→ Stated problem: Extract all of the data and reproduce it precisely.

....

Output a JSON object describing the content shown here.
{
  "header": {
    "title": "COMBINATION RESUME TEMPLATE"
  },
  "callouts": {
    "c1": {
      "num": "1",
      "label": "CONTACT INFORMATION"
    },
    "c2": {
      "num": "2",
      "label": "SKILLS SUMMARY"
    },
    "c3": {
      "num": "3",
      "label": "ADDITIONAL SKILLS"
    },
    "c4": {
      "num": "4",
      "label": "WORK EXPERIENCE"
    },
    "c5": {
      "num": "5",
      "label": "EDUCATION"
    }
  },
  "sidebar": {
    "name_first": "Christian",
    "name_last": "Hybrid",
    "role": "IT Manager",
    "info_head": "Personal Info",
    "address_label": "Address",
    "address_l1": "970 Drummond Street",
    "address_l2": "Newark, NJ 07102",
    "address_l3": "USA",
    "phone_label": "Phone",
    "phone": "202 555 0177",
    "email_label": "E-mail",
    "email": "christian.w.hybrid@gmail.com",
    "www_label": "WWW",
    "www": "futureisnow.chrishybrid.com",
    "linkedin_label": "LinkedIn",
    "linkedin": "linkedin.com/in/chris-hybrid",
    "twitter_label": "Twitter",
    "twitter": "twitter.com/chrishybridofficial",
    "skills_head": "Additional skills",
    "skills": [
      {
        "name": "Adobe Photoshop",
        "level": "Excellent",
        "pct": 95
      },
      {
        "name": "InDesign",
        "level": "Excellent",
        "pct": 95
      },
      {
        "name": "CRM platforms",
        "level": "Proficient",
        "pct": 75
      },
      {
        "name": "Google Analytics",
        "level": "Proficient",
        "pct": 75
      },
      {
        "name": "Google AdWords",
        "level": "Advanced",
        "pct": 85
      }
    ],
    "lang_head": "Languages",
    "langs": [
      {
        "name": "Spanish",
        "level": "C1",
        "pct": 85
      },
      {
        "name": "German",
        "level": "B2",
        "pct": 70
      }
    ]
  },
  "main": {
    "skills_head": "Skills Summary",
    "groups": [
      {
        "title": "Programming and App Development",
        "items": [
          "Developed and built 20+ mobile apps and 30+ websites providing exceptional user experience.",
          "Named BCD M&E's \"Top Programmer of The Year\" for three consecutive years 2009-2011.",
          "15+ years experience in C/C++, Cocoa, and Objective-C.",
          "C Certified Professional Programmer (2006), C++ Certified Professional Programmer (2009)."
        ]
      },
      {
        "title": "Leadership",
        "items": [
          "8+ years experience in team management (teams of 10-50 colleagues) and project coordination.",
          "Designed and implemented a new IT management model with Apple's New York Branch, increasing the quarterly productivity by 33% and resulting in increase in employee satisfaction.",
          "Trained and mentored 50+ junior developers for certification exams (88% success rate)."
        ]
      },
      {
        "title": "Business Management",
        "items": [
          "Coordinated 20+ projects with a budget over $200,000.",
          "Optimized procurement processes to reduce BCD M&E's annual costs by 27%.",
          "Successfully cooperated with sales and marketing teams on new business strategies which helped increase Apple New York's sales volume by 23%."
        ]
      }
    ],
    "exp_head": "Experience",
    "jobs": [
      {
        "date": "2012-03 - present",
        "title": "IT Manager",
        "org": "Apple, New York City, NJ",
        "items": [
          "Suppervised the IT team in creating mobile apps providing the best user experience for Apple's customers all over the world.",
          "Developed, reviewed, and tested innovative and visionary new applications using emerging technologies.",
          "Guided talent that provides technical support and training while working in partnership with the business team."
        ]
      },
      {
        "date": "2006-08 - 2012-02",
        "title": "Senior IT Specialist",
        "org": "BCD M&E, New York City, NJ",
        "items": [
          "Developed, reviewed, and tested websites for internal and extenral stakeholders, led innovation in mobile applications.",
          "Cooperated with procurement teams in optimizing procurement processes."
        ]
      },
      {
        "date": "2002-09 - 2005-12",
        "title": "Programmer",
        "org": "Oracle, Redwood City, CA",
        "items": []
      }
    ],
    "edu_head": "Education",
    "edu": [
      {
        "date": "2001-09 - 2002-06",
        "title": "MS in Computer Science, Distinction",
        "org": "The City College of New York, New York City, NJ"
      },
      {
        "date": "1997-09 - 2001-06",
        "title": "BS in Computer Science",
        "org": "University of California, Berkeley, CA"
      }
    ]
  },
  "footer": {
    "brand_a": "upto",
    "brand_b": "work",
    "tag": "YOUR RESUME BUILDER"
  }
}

....

→ Solution below:
Output a JSON object describing the content shown here.
{
  "header": {
    "title": "COMBINATION RESUME TEMPLATE"
  },
  "callouts": {
    "c1": {
      "num": "1",
      "label": "CONTACT INFORMATION"
    },
    "c2": {
      "num": "2",
      "label": "SKILLS SUMMARY"
    },
    "c3": {
      "num": "3",
      "label": "ADDITIONAL SKILLS"
    },
    "c4": {
      "num": "4",
      "label": "WORK EXPERIENCE"
    },
    "c5": {
      "num": "5",
      "label": "EDUCATION"
    }
  },
  "sidebar": {
    "name_first": "Christian",
    "name_last": "Hybrid",
    "role": "IT Manager",
    "info_head": "Personal Info",
    "address_label": "Address",
    "address_l1": "970 Drummond Street",
    "address_l2": "Newark, NJ 07102",
    "address_l3": "USA",
    "phone_label": "Phone",
    "phone": "202 555 0177",
    "email_label": "E-mail",
    "email": "christian.w.hybrid@gmail.com",
    "www_label": "WWW",
    "www": "futureisnow.chrishybrid.com",
    "linkedin_label": "LinkedIn",
    "linkedin": "linkedin.com/in/chris-hybrid",
    "twitter_label": "Twitter",
    "twitter": "twitter.com/chrishybridofficial",
    "skills_head": "Additional skills",
    "skills": [
      {
        "name": "Adobe Photoshop",
        "level": "Excellent",
        "pct": 95
      },
      {
        "name": "InDesign",
        "level": "Excellent",
        "pct": 95
      },
      {
        "name": "CRM platforms",
        "level": "Proficient",
        "pct": 75
      },
      {
        "name": "Google Analytics",
        "level": "Proficient",
        "pct": 75
      },
      {
        "name": "Google AdWords",
        "level": "Advanced",
        "pct": 85
      }
    ],
    "lang_head": "Languages",
    "langs": [
      {
        "name": "Spanish",
        "level": "C1",
        "pct": 85
      },
      {
        "name": "German",
        "level": "B2",
        "pct": 70
      }
    ]
  },
  "main": {
    "skills_head": "Skills Summary",
    "groups": [
      {
        "title": "Programming and App Development",
        "items": [
          "Developed and built 20+ mobile apps and 30+ websites providing exceptional user experience.",
          "Named BCD M&E's \"Top Programmer of The Year\" for three consecutive years 2009-2011.",
          "15+ years experience in C/C++, Cocoa, and Objective-C.",
          "C Certified Professional Programmer (2006), C++ Certified Professional Programmer (2009)."
        ]
      },
      {
        "title": "Leadership",
        "items": [
          "8+ years experience in team management (teams of 10-50 colleagues) and project coordination.",
          "Designed and implemented a new IT management model with Apple's New York Branch, increasing the quarterly productivity by 33% and resulting in increase in employee satisfaction.",
          "Trained and mentored 50+ junior developers for certification exams (88% success rate)."
        ]
      },
      {
        "title": "Business Management",
        "items": [
          "Coordinated 20+ projects with a budget over $200,000.",
          "Optimized procurement processes to reduce BCD M&E's annual costs by 27%.",
          "Successfully cooperated with sales and marketing teams on new business strategies which helped increase Apple New York's sales volume by 23%."
        ]
      }
    ],
    "exp_head": "Experience",
    "jobs": [
      {
        "date": "2012-03 - present",
        "title": "IT Manager",
        "org": "Apple, New York City, NJ",
        "items": [
          "Suppervised the IT team in creating mobile apps providing the best user experience for Apple's customers all over the world.",
          "Developed, reviewed, and tested innovative and visionary new applications using emerging technologies.",
          "Guided talent that provides technical support and training while working in partnership with the business team."
        ]
      },
      {
        "date": "2006-08 - 2012-02",
        "title": "Senior IT Specialist",
        "org": "BCD M&E, New York City, NJ",
        "items": [
          "Developed, reviewed, and tested websites for internal and extenral stakeholders, led innovation in mobile applications.",
          "Cooperated with procurement teams in optimizing procurement processes."
        ]
      },
      {
        "date": "2002-09 - 2005-12",
        "title": "Programmer",
        "org": "Oracle, Redwood City, CA",
        "items": []
      }
    ],
    "edu_head": "Education",
    "edu": [
      {
        "date": "2001-09 - 2002-06",
        "title": "MS in Computer Science, Distinction",
        "org": "The City College of New York, New York City, NJ"
      },
      {
        "date": "1997-09 - 2001-06",
        "title": "BS in Computer Science",
        "org": "University of California, Berkeley, CA"
      }
    ]
  },
  "footer": {
    "brand_a": "upto",
    "brand_b": "work",
    "tag": "YOUR RESUME BUILDER"
  }
}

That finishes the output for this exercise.